Exercise task = Return the full material exactly.

Structured figure records
++++

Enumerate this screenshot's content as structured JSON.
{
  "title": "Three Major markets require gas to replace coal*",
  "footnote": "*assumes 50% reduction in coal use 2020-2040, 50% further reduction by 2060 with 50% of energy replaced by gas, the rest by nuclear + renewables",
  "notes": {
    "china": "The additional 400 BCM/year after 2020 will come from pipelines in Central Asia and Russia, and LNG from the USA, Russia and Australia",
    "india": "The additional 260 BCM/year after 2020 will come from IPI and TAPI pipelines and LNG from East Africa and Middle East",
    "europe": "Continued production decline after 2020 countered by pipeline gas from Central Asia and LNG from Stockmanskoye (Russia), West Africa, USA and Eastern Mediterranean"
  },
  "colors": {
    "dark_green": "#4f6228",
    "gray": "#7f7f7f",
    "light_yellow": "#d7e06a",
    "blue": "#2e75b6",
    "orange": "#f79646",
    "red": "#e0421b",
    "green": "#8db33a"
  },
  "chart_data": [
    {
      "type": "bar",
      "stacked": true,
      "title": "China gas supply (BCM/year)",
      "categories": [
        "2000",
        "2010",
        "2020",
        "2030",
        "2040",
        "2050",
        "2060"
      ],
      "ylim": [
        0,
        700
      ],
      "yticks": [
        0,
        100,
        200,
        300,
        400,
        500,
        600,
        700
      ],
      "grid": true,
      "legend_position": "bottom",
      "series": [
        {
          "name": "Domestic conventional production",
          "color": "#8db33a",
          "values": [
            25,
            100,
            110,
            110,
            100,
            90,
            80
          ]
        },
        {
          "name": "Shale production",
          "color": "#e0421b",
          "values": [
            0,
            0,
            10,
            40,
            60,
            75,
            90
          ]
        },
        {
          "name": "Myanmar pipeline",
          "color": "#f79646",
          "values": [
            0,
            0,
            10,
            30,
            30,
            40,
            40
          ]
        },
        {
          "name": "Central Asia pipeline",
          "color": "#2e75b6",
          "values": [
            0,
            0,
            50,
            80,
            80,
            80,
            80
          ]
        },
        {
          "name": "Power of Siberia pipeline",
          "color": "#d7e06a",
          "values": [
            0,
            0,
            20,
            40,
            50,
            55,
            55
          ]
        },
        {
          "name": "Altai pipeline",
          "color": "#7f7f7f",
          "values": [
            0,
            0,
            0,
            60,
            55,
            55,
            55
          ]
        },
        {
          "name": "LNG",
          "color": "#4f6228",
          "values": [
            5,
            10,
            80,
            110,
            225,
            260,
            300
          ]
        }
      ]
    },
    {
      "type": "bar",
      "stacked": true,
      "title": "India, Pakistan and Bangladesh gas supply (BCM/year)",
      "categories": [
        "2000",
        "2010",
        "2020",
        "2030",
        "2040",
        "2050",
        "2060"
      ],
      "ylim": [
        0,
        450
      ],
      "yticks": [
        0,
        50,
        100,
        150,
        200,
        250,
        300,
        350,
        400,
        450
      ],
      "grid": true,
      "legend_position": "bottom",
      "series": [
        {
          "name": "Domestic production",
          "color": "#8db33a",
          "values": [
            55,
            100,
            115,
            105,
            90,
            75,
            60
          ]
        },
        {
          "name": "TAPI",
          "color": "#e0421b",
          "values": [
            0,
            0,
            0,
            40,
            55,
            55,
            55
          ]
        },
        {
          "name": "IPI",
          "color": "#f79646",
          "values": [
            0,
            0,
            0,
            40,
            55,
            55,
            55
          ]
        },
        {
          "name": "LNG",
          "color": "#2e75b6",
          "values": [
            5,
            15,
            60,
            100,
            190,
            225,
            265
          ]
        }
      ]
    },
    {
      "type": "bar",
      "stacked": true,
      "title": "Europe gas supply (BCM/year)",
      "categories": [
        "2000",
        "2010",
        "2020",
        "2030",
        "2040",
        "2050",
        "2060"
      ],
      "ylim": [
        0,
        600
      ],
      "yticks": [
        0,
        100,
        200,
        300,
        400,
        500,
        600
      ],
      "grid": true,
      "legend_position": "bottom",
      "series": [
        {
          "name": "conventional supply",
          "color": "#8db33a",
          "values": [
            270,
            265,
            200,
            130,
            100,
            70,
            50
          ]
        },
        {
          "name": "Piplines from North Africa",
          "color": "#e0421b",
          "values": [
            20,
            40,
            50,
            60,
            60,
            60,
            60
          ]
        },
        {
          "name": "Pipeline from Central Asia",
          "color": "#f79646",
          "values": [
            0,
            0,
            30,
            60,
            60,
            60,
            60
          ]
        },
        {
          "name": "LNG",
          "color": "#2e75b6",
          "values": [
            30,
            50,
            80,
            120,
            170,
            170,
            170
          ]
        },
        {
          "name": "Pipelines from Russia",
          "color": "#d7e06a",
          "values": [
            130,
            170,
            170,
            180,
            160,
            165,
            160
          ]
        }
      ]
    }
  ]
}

++++

Solved exercise =
Enumerate this screenshot's content as structured JSON.
{
  "title": "Three Major markets require gas to replace coal*",
  "footnote": "*assumes 50% reduction in coal use 2020-2040, 50% further reduction by 2060 with 50% of energy replaced by gas, the rest by nuclear + renewables",
  "notes": {
    "china": "The additional 400 BCM/year after 2020 will come from pipelines in Central Asia and Russia, and LNG from the USA, Russia and Australia",
    "india": "The additional 260 BCM/year after 2020 will come from IPI and TAPI pipelines and LNG from East Africa and Middle East",
    "europe": "Continued production decline after 2020 countered by pipeline gas from Central Asia and LNG from Stockmanskoye (Russia), West Africa, USA and Eastern Mediterranean"
  },
  "colors": {
    "dark_green": "#4f6228",
    "gray": "#7f7f7f",
    "light_yellow": "#d7e06a",
    "blue": "#2e75b6",
    "orange": "#f79646",
    "red": "#e0421b",
    "green": "#8db33a"
  },
  "chart_data": [
    {
      "type": "bar",
      "stacked": true,
      "title": "China gas supply (BCM/year)",
      "categories": [
        "2000",
        "2010",
        "2020",
        "2030",
        "2040",
        "2050",
        "2060"
      ],
      "ylim": [
        0,
        700
      ],
      "yticks": [
        0,
        100,
        200,
        300,
        400,
        500,
        600,
        700
      ],
      "grid": true,
      "legend_position": "bottom",
      "series": [
        {
          "name": "Domestic conventional production",
          "color": "#8db33a",
          "values": [
            25,
            100,
            110,
            110,
            100,
            90,
            80
          ]
        },
        {
          "name": "Shale production",
          "color": "#e0421b",
          "values": [
            0,
            0,
            10,
            40,
            60,
            75,
            90
          ]
        },
        {
          "name": "Myanmar pipeline",
          "color": "#f79646",
          "values": [
            0,
            0,
            10,
            30,
            30,
            40,
            40
          ]
        },
        {
          "name": "Central Asia pipeline",
          "color": "#2e75b6",
          "values": [
            0,
            0,
            50,
            80,
            80,
            80,
            80
          ]
        },
        {
          "name": "Power of Siberia pipeline",
          "color": "#d7e06a",
          "values": [
            0,
            0,
            20,
            40,
            50,
            55,
            55
          ]
        },
        {
          "name": "Altai pipeline",
          "color": "#7f7f7f",
          "values": [
            0,
            0,
            0,
            60,
            55,
            55,
            55
          ]
        },
        {
          "name": "LNG",
          "color": "#4f6228",
          "values": [
            5,
            10,
            80,
            110,
            225,
            260,
            300
          ]
        }
      ]
    },
    {
      "type": "bar",
      "stacked": true,
      "title": "India, Pakistan and Bangladesh gas supply (BCM/year)",
      "categories": [
        "2000",
        "2010",
        "2020",
        "2030",
        "2040",
        "2050",
        "2060"
      ],
      "ylim": [
        0,
        450
      ],
      "yticks": [
        0,
        50,
        100,
        150,
        200,
        250,
        300,
        350,
        400,
        450
      ],
      "grid": true,
      "legend_position": "bottom",
      "series": [
        {
          "name": "Domestic production",
          "color": "#8db33a",
          "values": [
            55,
            100,
            115,
            105,
            90,
            75,
            60
          ]
        },
        {
          "name": "TAPI",
          "color": "#e0421b",
          "values": [
            0,
            0,
            0,
            40,
            55,
            55,
            55
          ]
        },
        {
          "name": "IPI",
          "color": "#f79646",
          "values": [
            0,
            0,
            0,
            40,
            55,
            55,
            55
          ]
        },
        {
          "name": "LNG",
          "color": "#2e75b6",
          "values": [
            5,
            15,
            60,
            100,
            190,
            225,
            265
          ]
        }
      ]
    },
    {
      "type": "bar",
      "stacked": true,
      "title": "Europe gas supply (BCM/year)",
      "categories": [
        "2000",
        "2010",
        "2020",
        "2030",
        "2040",
        "2050",
        "2060"
      ],
      "ylim": [
        0,
        600
      ],
      "yticks": [
        0,
        100,
        200,
        300,
        400,
        500,
        600
      ],
      "grid": true,
      "legend_position": "bottom",
      "series": [
        {
          "name": "conventional supply",
          "color": "#8db33a",
          "values": [
            270,
            265,
            200,
            130,
            100,
            70,
            50
          ]
        },
        {
          "name": "Piplines from North Africa",
          "color": "#e0421b",
          "values": [
            20,
            40,
            50,
            60,
            60,
            60,
            60
          ]
        },
        {
          "name": "Pipeline from Central Asia",
          "color": "#f79646",
          "values": [
            0,
            0,
            30,
            60,
            60,
            60,
            60
          ]
        },
        {
          "name": "LNG",
          "color": "#2e75b6",
          "values": [
            30,
            50,
            80,
            120,
            170,
            170,
            170
          ]
        },
        {
          "name": "Pipelines from Russia",
          "color": "#d7e06a",
          "values": [
            130,
            170,
            170,
            180,
            160,
            165,
            160
          ]
        }
      ]
    }
  ]
}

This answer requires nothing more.